§ **Dataset entries**:
=-=-=-=-=
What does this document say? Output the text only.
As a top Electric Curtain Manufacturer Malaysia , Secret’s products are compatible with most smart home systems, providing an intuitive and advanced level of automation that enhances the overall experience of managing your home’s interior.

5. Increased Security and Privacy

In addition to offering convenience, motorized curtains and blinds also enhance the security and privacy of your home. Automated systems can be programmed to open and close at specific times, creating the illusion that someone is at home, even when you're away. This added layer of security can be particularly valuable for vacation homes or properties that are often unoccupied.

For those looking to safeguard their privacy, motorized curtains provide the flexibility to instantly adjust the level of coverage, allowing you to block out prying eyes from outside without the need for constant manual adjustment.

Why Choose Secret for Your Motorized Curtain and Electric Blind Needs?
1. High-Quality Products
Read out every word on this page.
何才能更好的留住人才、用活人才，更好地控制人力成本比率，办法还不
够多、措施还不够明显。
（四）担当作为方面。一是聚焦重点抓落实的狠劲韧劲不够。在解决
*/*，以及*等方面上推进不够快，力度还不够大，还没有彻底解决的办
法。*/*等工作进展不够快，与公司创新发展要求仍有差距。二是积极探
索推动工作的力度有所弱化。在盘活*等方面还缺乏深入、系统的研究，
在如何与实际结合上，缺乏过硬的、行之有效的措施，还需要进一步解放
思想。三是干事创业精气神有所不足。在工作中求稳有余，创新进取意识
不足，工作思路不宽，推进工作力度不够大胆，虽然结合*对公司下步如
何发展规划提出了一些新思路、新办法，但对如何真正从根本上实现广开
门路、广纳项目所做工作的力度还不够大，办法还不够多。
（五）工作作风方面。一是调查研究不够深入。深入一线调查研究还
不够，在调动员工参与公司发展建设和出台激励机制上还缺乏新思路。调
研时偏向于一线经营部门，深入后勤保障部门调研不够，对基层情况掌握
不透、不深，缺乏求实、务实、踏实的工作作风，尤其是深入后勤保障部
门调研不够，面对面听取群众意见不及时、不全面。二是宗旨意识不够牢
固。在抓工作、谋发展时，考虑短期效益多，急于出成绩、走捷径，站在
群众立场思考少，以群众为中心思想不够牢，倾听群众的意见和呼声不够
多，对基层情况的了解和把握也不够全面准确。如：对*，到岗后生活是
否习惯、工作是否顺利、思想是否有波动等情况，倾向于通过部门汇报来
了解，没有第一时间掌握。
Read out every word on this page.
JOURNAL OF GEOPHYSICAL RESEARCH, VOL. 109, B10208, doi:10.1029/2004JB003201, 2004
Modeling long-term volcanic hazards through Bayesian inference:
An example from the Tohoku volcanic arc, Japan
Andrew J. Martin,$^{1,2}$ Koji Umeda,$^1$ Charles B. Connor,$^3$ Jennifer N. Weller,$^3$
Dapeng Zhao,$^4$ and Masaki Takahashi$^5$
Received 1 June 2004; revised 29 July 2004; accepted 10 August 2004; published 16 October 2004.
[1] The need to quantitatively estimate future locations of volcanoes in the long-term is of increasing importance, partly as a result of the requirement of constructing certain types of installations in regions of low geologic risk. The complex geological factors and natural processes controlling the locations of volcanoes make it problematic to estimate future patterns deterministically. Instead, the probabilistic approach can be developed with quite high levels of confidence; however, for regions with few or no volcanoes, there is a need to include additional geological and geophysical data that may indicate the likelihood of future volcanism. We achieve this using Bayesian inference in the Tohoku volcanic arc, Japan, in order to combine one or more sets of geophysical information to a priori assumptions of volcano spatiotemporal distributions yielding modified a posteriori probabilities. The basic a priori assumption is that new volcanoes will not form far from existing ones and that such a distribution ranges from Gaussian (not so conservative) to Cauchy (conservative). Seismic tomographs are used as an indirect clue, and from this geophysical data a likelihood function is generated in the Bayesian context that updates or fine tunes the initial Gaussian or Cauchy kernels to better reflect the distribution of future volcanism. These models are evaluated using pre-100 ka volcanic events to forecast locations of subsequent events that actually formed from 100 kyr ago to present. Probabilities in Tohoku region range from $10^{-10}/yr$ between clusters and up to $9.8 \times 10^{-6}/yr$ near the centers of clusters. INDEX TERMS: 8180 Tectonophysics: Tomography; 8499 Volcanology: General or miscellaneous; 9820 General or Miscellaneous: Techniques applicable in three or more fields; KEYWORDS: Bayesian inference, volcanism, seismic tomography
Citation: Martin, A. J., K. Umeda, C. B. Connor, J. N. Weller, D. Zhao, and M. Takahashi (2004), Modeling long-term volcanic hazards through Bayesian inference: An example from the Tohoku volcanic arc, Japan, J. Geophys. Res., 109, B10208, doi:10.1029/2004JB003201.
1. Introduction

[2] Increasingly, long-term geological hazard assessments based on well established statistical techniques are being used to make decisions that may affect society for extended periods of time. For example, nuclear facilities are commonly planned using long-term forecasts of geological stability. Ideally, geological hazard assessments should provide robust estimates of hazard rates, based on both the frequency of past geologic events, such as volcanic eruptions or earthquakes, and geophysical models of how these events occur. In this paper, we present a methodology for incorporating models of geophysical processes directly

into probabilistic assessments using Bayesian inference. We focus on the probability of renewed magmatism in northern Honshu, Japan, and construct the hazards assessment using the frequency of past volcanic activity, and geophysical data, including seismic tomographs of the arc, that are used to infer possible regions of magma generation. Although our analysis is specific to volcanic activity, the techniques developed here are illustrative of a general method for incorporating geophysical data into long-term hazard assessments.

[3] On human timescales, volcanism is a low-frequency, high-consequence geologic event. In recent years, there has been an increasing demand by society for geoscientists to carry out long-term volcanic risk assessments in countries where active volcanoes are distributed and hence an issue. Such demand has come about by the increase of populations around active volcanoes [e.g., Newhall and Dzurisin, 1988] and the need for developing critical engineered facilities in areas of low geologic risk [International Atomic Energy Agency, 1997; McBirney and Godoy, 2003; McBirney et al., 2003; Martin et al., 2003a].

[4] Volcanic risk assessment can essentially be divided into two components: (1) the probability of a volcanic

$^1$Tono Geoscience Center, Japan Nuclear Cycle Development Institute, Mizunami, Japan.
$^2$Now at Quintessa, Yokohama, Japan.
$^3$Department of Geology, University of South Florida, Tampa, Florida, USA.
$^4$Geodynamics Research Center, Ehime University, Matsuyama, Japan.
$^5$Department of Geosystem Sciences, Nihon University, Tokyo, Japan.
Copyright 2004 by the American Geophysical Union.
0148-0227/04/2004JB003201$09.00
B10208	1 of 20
=-=-=-=-=
§ **TASK INSTRUCTIONS**: From the records, copy every line that has the string "Modeling" in it.

§ **THE RESPONSE**:
Modeling long-term volcanic hazards through Bayesian inference:
Citation: Martin, A. J., K. Umeda, C. B. Connor, J. N. Weller, D. Zhao, and M. Takahashi (2004), Modeling long-term volcanic hazards through Bayesian inference: An example from the Tohoku volcanic arc, Japan, J. Geophys. Res., 109, B10208, doi:10.1029/2004JB003201.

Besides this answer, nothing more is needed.